Take every line from the listing below that contains "hinzufügen".

» **Source data**
* * *
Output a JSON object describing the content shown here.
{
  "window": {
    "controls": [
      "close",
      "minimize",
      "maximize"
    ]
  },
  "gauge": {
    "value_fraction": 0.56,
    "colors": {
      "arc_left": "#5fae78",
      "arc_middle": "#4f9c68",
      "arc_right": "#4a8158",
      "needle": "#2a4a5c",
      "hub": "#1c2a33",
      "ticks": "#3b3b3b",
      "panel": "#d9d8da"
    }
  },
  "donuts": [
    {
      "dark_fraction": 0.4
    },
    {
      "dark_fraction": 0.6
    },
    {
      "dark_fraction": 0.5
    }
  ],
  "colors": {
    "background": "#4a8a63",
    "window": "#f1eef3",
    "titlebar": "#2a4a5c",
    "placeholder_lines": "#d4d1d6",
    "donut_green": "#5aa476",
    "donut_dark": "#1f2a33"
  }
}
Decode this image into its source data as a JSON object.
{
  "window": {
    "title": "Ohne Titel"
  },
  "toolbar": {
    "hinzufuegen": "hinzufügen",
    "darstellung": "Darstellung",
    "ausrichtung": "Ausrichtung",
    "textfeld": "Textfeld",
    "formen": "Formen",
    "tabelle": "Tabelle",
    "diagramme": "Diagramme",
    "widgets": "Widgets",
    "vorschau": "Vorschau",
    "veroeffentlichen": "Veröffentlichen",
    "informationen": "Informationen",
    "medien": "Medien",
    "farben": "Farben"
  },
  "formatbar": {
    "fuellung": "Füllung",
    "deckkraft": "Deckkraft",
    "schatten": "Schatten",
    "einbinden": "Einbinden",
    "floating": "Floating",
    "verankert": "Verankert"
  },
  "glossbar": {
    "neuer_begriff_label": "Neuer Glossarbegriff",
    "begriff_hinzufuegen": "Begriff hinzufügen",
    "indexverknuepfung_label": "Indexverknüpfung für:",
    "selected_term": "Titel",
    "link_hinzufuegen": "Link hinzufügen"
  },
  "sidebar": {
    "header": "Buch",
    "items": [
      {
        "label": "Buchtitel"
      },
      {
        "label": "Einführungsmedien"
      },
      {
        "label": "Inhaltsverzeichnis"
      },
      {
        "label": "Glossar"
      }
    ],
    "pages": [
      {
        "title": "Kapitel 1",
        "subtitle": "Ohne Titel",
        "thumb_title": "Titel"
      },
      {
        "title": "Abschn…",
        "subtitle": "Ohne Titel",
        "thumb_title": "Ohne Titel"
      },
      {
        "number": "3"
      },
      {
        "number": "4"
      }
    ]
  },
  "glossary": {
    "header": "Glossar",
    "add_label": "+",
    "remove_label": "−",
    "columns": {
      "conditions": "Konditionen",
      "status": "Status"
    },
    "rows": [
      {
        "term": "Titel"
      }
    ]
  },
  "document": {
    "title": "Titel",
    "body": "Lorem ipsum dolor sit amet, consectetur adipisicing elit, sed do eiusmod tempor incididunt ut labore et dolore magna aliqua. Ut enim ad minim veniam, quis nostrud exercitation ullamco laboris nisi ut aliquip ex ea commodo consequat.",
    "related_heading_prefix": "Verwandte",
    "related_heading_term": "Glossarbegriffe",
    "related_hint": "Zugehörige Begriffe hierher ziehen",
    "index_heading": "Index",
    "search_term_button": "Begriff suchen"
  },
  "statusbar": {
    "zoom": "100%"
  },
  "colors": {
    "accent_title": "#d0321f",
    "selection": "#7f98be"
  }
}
* * *
» **Solution to this problem**
    "hinzufuegen": "hinzufügen",
    "begriff_hinzufuegen": "Begriff hinzufügen",
    "link_hinzufuegen": "Link hinzufügen"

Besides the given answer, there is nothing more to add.